| OBJECTIVE |
Copy every line of the data that includes the string "subtitle".

(Items from a data source)
[BEGIN]

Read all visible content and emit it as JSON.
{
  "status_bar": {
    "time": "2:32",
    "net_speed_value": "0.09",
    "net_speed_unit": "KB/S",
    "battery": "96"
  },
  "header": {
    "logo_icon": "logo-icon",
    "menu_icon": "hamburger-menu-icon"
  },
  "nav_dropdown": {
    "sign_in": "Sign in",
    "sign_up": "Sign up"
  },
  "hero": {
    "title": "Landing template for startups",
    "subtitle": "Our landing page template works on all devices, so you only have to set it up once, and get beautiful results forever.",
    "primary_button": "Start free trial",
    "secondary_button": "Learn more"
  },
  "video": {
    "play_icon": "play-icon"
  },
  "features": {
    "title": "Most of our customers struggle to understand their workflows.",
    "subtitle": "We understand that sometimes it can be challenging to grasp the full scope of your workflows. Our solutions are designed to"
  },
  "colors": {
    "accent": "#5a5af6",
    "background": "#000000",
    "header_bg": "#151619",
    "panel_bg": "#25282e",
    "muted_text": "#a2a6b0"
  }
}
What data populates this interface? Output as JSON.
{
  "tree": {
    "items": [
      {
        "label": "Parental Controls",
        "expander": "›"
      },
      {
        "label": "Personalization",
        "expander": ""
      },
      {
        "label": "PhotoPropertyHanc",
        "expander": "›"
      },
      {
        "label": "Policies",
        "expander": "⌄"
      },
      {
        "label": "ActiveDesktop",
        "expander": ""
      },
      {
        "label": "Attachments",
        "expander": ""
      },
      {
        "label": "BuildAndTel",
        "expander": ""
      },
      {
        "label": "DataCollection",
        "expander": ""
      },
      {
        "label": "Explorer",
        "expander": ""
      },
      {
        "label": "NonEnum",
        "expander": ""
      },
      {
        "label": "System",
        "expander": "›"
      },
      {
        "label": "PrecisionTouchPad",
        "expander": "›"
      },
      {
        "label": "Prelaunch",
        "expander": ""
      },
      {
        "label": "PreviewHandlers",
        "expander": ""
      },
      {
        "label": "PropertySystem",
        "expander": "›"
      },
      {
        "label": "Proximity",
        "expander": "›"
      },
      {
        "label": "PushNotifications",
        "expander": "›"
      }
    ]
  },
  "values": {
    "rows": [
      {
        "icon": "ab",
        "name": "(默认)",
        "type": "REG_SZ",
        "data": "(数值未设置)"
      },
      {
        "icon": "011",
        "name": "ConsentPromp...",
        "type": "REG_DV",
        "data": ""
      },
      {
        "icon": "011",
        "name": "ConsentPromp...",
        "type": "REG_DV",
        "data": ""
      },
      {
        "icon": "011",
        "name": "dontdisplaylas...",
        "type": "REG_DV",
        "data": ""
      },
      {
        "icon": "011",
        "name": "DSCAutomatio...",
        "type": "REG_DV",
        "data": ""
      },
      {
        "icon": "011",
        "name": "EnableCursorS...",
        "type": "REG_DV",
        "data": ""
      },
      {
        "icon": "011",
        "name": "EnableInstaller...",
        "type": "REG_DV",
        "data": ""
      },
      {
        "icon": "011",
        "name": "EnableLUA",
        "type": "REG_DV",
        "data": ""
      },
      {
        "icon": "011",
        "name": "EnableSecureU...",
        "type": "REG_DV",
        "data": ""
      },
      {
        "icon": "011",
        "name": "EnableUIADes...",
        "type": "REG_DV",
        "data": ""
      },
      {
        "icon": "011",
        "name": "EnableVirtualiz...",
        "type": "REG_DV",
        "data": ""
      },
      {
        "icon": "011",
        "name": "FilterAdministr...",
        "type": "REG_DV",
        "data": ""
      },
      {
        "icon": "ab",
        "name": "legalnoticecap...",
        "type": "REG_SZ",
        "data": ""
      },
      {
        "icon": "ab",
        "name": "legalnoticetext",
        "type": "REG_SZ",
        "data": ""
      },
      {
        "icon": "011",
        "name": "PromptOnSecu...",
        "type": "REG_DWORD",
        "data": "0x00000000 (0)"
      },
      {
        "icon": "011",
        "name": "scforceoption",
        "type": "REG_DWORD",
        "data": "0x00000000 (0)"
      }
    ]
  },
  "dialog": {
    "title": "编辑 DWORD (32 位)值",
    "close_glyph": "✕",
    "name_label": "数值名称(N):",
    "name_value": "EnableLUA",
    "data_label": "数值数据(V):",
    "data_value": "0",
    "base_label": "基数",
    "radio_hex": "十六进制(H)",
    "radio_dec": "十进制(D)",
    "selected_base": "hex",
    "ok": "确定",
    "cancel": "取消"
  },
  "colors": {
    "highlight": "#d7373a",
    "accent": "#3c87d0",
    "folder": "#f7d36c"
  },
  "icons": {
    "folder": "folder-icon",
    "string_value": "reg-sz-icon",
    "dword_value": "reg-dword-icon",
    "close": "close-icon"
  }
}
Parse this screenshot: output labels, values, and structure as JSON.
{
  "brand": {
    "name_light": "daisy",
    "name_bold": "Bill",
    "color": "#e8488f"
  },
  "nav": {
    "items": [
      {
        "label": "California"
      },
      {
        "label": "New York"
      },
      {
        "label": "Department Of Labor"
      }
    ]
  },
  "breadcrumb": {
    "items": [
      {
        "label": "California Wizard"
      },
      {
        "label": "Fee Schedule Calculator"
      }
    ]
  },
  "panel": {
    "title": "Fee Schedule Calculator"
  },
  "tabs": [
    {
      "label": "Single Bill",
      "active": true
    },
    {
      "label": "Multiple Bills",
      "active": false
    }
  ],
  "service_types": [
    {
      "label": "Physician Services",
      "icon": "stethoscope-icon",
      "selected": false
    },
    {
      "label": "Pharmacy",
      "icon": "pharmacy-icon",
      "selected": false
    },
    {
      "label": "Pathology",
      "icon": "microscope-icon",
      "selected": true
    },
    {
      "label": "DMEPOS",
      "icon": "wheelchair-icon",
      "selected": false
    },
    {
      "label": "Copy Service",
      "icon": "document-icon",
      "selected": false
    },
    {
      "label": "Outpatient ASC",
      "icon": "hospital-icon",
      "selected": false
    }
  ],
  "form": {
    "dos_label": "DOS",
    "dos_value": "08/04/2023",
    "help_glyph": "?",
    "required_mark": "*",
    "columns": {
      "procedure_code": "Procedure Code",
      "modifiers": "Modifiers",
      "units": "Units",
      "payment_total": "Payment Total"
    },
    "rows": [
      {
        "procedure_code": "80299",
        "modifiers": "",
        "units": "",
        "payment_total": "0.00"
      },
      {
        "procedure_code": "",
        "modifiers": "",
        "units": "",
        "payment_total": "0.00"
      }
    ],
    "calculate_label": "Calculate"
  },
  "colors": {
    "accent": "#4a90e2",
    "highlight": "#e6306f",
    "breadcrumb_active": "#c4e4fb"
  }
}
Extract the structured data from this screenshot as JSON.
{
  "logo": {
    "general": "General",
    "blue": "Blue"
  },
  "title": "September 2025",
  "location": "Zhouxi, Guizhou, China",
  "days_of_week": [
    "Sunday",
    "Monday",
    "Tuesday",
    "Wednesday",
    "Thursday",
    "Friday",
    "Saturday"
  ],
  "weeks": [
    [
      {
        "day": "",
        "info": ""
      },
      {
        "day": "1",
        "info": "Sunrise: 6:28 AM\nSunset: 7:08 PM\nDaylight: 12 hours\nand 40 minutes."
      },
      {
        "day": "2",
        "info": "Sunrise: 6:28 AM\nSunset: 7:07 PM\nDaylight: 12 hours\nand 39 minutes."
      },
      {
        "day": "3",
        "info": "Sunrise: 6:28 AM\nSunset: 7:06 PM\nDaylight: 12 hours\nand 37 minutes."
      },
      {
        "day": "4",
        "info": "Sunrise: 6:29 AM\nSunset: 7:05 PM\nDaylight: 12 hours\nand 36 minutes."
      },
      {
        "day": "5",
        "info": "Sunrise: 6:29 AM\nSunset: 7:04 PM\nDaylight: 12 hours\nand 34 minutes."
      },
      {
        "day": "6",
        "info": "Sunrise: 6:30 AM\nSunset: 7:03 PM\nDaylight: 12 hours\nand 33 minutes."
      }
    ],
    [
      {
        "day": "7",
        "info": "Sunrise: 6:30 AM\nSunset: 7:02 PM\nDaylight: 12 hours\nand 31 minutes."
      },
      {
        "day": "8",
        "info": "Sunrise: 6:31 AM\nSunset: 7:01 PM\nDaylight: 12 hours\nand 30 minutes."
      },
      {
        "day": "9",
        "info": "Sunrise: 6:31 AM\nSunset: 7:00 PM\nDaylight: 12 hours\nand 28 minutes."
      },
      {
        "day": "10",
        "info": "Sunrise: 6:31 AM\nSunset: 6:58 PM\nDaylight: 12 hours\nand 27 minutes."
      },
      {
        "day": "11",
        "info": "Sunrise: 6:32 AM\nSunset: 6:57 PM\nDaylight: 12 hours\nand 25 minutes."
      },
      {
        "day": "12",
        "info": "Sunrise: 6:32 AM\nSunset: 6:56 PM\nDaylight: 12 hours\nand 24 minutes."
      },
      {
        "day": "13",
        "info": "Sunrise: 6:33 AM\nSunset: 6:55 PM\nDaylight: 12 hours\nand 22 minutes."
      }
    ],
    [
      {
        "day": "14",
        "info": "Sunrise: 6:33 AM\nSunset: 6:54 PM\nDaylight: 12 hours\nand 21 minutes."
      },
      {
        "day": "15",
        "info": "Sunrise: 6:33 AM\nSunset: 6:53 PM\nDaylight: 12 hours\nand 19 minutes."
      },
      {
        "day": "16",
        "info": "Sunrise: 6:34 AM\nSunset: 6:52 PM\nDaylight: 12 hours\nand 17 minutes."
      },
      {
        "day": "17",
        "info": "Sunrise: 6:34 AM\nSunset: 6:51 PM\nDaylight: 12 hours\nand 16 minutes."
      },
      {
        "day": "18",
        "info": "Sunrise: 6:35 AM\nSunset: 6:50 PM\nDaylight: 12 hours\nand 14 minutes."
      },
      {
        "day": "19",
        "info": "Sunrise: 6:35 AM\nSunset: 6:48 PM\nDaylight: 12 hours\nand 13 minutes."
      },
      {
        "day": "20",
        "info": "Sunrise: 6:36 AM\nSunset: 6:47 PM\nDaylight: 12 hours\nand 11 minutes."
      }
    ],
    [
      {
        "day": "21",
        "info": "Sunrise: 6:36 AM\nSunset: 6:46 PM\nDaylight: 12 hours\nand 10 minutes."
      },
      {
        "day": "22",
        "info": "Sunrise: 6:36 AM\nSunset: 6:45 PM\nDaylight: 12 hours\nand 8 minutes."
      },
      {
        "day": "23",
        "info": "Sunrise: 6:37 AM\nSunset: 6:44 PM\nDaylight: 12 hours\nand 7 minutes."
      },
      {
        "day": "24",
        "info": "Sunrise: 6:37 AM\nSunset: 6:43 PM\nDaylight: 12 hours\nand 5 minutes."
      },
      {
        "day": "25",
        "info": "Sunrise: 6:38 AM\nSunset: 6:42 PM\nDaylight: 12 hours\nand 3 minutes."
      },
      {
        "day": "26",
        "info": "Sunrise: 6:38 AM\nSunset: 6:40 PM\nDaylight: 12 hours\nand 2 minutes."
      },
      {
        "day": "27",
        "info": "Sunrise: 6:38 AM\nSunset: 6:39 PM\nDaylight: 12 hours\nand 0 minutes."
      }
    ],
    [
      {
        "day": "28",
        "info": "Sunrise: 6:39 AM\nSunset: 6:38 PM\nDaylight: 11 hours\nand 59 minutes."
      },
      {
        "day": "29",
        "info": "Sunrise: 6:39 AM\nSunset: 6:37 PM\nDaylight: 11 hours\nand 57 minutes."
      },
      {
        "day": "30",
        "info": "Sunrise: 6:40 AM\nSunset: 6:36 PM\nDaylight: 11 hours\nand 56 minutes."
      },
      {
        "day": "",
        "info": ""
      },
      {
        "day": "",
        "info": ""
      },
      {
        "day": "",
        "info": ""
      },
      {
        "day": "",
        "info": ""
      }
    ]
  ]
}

[END]

| THE SOLUTION |
    "subtitle": "Our landing page template works on all devices, so you only have to set it up once, and get beautiful results forever.",
    "subtitle": "We understand that sometimes it can be challenging to grasp the full scope of your workflows. Our solutions are designed to"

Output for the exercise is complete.